TEKSTGEDEELTE:
2.1 Indien tegen een besluit beroep bij de rechtbank is ingesteld, kan de voorzieningenrechter van de rechtbank die bevoegd is in de hoofdzaak, ingevolge artikel 8:81, eerste lid, Algemene wet bestuursrecht (Awb) op verzoek een voorlopige voorziening treffen indien onverwijlde spoed, gelet op de betrokken belangen, dat vereist.
2.2 Ingevolge artikel 8:86, eerste lid, Awb heeft de voorzieningenrechter na behandeling ter zitting van het verzoek om een voorlopige voorziening de bevoegdheid om onmiddellijk uitspraak te doen in de hoofdzaak, indien hij van oordeel is dat nader onderzoek redelijkerwijs niet kan bijdragen aan de beoordeling van de zaak. Er bestaat in dit geval aanleiding om van deze bevoegdheid gebruik te maken.
2.3 In de hoofdzaak toetst de voorzieningenrechter het bestreden besluit aan de hand van de voorgedragen beroepsgronden op rechtmatigheid en ambtshalve aan voorschriften van openbare orde.
2.4 De voorzieningenrechter betrekt bij de beoordeling de volgende feiten. Met ingang van 21 februari 2001 is aan verzoekster een verblijfsvergunning regulier voor bepaalde tijd verleend met als doel ‘verblijf bij Nederlandse partner’, met een geldigheidsduur tot 11 juli 2001 en laatstelijk verlengd tot 11 juli 2002. Op deze vergunning was aangetekend: “Arbeid is vrij toegestaan. Een twv is niet vereist.”
2.5 Ingevolge artikel 16, eerste lid, aanhef en onder g, Vreemdelingenwet 2000 (Vw) kan een aanvraag tot het verlenen van een verblijfsvergunning regulier voor bepaalde tijd worden afgewezen indien de vreemdeling niet voldoet aan de beperking, verband houdend met het doel waarvoor hij wil verblijven.

GEGEVENSLIJST:
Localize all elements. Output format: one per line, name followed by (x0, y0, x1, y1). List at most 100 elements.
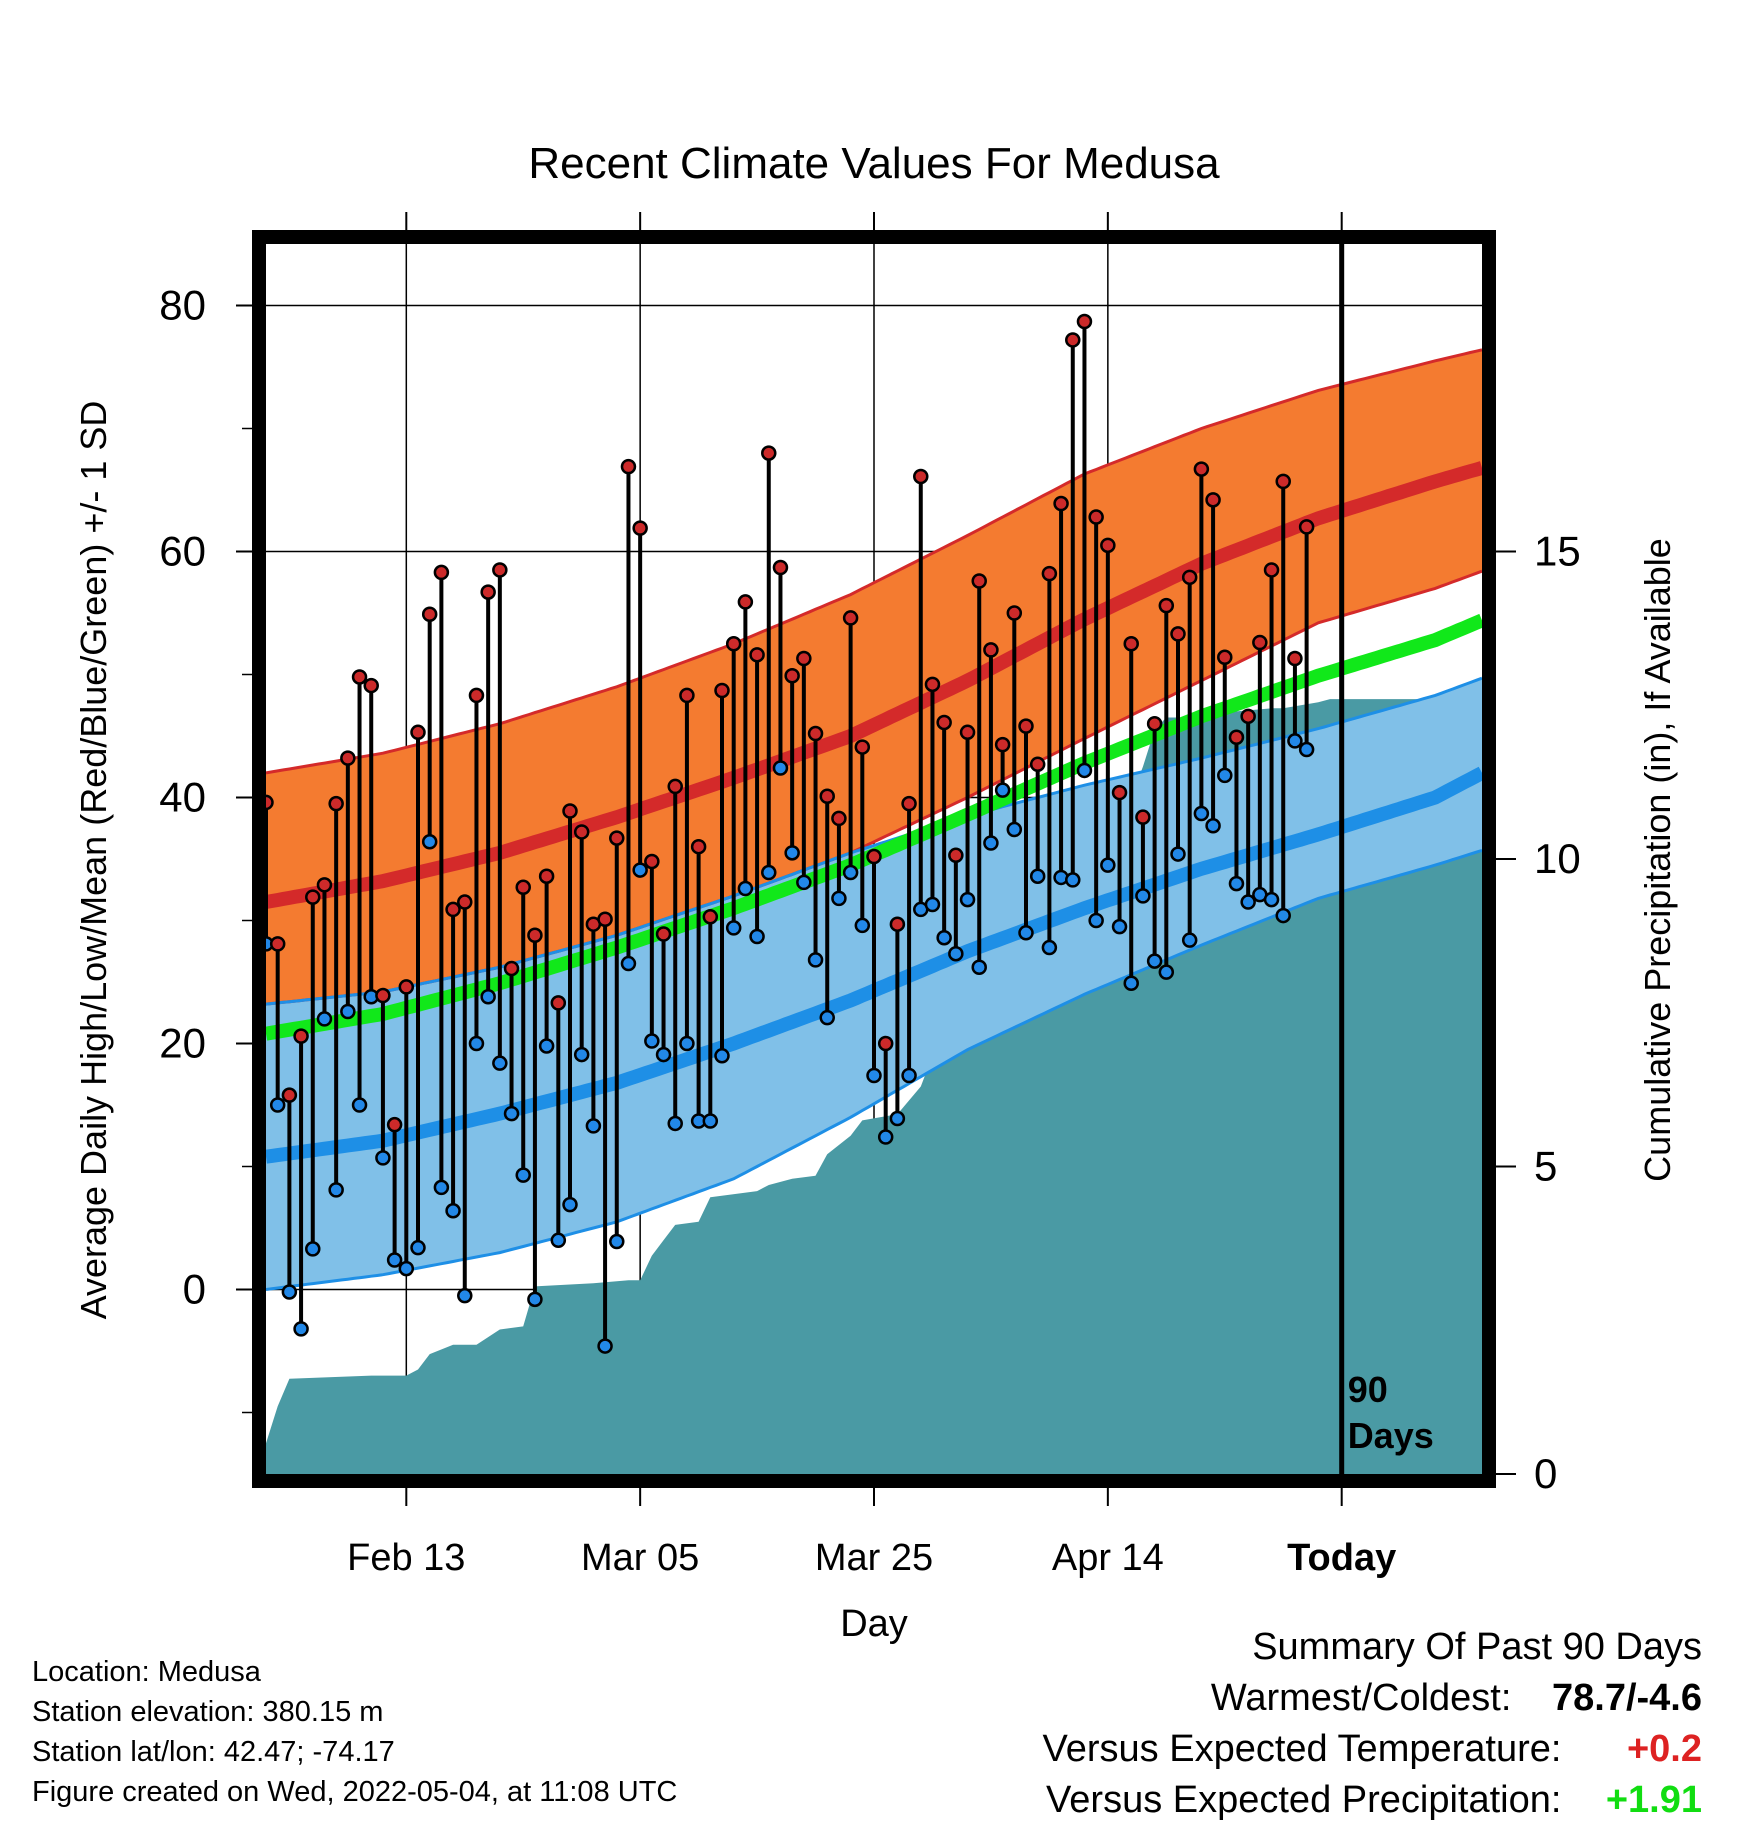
daily-low-point (667, 1115, 683, 1132)
x-axis-label: Day (840, 1603, 908, 1645)
daily-high-point (667, 778, 683, 795)
daily-low-point (644, 1033, 660, 1049)
plot-area: 90 Days (266, 244, 1482, 1474)
daily-high-point (971, 573, 987, 589)
daily-high-point (1100, 537, 1116, 554)
daily-high-point (1053, 495, 1069, 512)
normal-high-line (266, 461, 1482, 909)
daily-low-point (819, 1009, 835, 1026)
y-tick-label: 80 (159, 282, 206, 329)
daily-low-point (421, 834, 438, 850)
daily-low-point (609, 1233, 625, 1250)
daily-low-point (761, 864, 777, 881)
daily-low-point (877, 1129, 894, 1145)
daily-high-point (1275, 473, 1291, 490)
daily-high-point (421, 606, 438, 622)
low-upper-line (266, 676, 1482, 1006)
daily-high-point (562, 803, 578, 819)
axes: 0 20 40 60 80 0 5 10 15 Feb 13 Mar 05 Mar 25 Apr 14 T… (159, 212, 1581, 1579)
daily-low-point (1135, 888, 1151, 904)
daily-high-point (1006, 605, 1023, 621)
daily-low-point (842, 864, 859, 881)
daily-low-point (702, 1113, 719, 1129)
x-tick-label: Mar 05 (581, 1537, 699, 1579)
daily-low-point (679, 1035, 695, 1052)
daily-low-point (340, 1003, 356, 1020)
precip-label: Versus Expected Precipitation: (1046, 1779, 1562, 1821)
y-axis-label: Average Daily High/Low/Mean (Red/Blue/Gr… (73, 401, 114, 1320)
daily-high-point (1205, 492, 1221, 508)
daily-high-point (948, 847, 964, 864)
daily-high-point (679, 687, 695, 704)
daily-high-point (784, 667, 800, 684)
daily-high-point (1252, 634, 1268, 651)
daily-high-point (375, 987, 391, 1004)
summary-heading: Summary Of Past 90 Days (1252, 1626, 1702, 1668)
temp-value: +0.2 (1626, 1728, 1702, 1770)
y2-axis-label: Cumulative Precipitation (in), If Availa… (1637, 538, 1678, 1182)
location-text: Location: Medusa (32, 1656, 261, 1688)
daily-high-point (644, 853, 660, 870)
daily-low-point (725, 920, 742, 936)
daily-high-point (1088, 509, 1104, 525)
daily-high-point (983, 642, 999, 658)
daily-high-point (866, 848, 882, 865)
daily-high-point (1193, 461, 1210, 477)
daily-high-point (445, 901, 461, 918)
daily-high-point (351, 669, 368, 685)
daily-low-point (807, 952, 824, 968)
daily-low-point (796, 874, 812, 891)
daily-high-point (305, 889, 321, 905)
y2-tick-label: 15 (1534, 528, 1581, 575)
daily-low-point (924, 896, 941, 913)
daily-high-point (877, 1035, 894, 1052)
daily-high-point (480, 584, 496, 600)
daily-low-point (1263, 891, 1280, 908)
daily-low-point (737, 880, 754, 897)
x-tick-label: Apr 14 (1052, 1537, 1164, 1579)
daily-low-point (538, 1038, 555, 1054)
y2-tick-label: 5 (1534, 1143, 1557, 1190)
daily-low-point (375, 1150, 391, 1166)
daily-low-point (305, 1241, 321, 1257)
daily-high-point (1018, 718, 1034, 734)
latlon-text: Station lat/lon: 42.47; -74.17 (32, 1736, 395, 1768)
elevation-text: Station elevation: 380.15 m (32, 1696, 384, 1728)
daily-low-point (1041, 939, 1058, 956)
daily-high-point (1041, 565, 1058, 582)
y-tick-label: 20 (159, 1020, 206, 1067)
daily-high-point (492, 562, 508, 578)
daily-high-point (761, 445, 777, 461)
daily-high-point (1181, 569, 1198, 586)
daily-high-point (503, 960, 520, 977)
daily-low-point (1158, 964, 1175, 980)
y-tick-label: 0 (183, 1266, 206, 1313)
daily-low-point (410, 1239, 426, 1256)
daily-low-point (1006, 821, 1023, 838)
daily-low-point (959, 891, 976, 908)
daily-high-point (410, 724, 426, 741)
daily-high-point (328, 795, 344, 812)
daily-high-point (1135, 809, 1151, 825)
daily-low-point (585, 1118, 602, 1134)
y-tick-label: 60 (159, 528, 206, 575)
daily-high-point (690, 838, 707, 855)
daily-high-point (842, 610, 859, 626)
daily-high-point (1217, 649, 1233, 666)
daily-low-point (1123, 975, 1139, 991)
daily-high-point (266, 794, 274, 811)
daily-low-point (948, 945, 964, 962)
daily-low-point (994, 782, 1011, 798)
daily-high-point (725, 636, 742, 652)
summary-temp-row: Versus Expected Temperature: +0.2 (1043, 1724, 1702, 1775)
daily-low-point (597, 1338, 613, 1354)
daily-low-point (1275, 907, 1291, 924)
daily-low-point (1111, 918, 1128, 935)
daily-low-point (269, 1097, 286, 1113)
daily-low-point (515, 1167, 531, 1183)
daily-high-point (363, 677, 379, 694)
daily-high-point (1111, 784, 1128, 801)
daily-low-point (1240, 894, 1256, 910)
daily-low-point (562, 1196, 578, 1213)
daily-high-point (737, 594, 754, 610)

JOUW OPDRACHT:
Noteer uit de tekst over de voorlopige voorziening letterlijk het stuk van "2.1 Indien tegen" tot en met "gebruik te maken.".

HET ANTWOORD:
2.1 Indien tegen een besluit beroep bij de rechtbank is ingesteld, kan de voorzieningenrechter van de rechtbank die bevoegd is in de hoofdzaak, ingevolge artikel 8:81, eerste lid, Algemene wet bestuursrecht (Awb) op verzoek een voorlopige voorziening treffen indien onverwijlde spoed, gelet op de betrokken belangen, dat vereist.
2.2 Ingevolge artikel 8:86, eerste lid, Awb heeft de voorzieningenrechter na behandeling ter zitting van het verzoek om een voorlopige voorziening de bevoegdheid om onmiddellijk uitspraak te doen in de hoofdzaak, indien hij van oordeel is dat nader onderzoek redelijkerwijs niet kan bijdragen aan de beoordeling van de zaak. Er bestaat in dit geval aanleiding om van deze bevoegdheid gebruik te maken.